■ **Set exercise**
Collect each line of the records containing the string "Gundremmingen".

■ **Given information**
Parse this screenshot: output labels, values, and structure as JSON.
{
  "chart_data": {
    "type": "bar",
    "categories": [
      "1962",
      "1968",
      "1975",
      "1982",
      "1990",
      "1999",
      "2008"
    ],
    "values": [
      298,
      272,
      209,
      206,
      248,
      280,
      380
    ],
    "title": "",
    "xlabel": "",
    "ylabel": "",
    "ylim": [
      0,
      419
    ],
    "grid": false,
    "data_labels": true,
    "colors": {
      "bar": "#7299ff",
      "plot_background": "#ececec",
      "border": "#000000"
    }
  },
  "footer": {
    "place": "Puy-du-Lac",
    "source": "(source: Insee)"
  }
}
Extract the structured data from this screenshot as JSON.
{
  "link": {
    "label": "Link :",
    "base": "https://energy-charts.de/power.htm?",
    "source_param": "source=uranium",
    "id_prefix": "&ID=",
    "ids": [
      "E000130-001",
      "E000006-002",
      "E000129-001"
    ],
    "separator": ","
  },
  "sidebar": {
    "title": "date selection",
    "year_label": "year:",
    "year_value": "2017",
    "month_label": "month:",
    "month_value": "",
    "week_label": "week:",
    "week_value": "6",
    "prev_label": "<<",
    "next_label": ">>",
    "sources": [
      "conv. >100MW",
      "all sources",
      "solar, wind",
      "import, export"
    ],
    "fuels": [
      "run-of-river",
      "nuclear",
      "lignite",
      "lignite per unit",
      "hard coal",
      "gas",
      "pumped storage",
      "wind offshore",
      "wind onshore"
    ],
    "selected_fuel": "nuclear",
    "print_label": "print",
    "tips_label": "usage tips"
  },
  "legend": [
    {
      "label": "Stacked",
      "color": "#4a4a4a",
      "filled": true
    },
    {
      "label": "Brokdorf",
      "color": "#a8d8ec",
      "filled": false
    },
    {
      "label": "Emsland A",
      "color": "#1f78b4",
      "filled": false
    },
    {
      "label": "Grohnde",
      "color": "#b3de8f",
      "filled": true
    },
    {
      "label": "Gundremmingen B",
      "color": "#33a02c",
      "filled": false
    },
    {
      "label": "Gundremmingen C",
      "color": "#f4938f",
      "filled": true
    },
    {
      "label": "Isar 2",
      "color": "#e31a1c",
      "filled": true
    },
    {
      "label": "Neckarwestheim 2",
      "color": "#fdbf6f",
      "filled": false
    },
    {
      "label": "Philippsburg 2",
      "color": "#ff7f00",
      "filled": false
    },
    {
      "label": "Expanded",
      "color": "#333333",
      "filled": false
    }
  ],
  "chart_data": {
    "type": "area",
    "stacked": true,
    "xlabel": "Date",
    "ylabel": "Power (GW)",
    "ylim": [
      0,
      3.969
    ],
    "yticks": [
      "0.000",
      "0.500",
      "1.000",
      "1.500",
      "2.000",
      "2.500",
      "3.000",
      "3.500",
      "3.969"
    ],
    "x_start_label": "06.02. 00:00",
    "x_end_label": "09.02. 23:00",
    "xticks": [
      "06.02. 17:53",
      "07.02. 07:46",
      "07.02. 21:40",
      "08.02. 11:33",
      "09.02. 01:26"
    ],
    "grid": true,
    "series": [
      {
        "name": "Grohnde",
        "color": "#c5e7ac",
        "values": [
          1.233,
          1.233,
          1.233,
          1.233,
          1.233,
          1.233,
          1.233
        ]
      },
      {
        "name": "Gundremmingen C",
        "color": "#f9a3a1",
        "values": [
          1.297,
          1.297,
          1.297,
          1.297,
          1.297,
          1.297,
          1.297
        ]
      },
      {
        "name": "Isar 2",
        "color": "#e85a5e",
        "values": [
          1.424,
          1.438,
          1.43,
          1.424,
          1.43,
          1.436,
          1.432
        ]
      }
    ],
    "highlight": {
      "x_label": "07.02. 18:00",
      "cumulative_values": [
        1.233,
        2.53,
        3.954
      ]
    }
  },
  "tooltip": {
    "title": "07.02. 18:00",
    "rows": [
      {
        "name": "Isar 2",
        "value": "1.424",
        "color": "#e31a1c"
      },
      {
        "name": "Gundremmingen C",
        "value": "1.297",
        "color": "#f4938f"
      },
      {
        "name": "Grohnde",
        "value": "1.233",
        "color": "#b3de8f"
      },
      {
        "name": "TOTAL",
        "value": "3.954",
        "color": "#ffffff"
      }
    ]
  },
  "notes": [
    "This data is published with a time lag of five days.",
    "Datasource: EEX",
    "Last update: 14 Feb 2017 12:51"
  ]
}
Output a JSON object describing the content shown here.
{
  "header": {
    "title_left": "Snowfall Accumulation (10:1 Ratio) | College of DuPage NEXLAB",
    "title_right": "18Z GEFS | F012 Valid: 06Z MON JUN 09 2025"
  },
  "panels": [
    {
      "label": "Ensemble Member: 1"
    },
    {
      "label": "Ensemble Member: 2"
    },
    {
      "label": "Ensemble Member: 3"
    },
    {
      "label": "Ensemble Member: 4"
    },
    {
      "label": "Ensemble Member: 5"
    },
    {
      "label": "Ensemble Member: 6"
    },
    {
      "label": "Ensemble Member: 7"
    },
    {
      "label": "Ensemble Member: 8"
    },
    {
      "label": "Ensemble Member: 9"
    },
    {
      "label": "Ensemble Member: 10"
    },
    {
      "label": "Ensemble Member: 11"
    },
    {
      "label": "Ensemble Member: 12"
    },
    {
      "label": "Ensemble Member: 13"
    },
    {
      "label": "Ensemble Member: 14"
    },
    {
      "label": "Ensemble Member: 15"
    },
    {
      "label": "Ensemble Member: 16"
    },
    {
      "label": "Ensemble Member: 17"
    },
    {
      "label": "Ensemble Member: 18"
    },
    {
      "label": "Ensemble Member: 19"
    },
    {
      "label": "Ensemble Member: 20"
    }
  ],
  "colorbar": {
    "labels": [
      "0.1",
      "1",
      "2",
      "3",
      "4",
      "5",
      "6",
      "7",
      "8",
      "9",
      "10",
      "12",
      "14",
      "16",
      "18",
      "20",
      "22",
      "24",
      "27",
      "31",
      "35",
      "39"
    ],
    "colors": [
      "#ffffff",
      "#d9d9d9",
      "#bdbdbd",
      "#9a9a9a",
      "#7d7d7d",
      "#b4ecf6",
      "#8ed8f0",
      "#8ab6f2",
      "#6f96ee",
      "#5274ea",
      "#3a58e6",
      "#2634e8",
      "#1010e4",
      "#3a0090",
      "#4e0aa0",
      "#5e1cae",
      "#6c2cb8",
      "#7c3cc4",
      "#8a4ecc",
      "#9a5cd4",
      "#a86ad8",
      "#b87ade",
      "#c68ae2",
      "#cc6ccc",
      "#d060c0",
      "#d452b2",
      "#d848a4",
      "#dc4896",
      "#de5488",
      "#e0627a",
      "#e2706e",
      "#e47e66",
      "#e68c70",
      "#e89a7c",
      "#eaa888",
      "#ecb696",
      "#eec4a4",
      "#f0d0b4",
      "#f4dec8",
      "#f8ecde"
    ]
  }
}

■ **Written reply**
      "label": "Gundremmingen B",
      "label": "Gundremmingen C",
        "name": "Gundremmingen C",
        "name": "Gundremmingen C",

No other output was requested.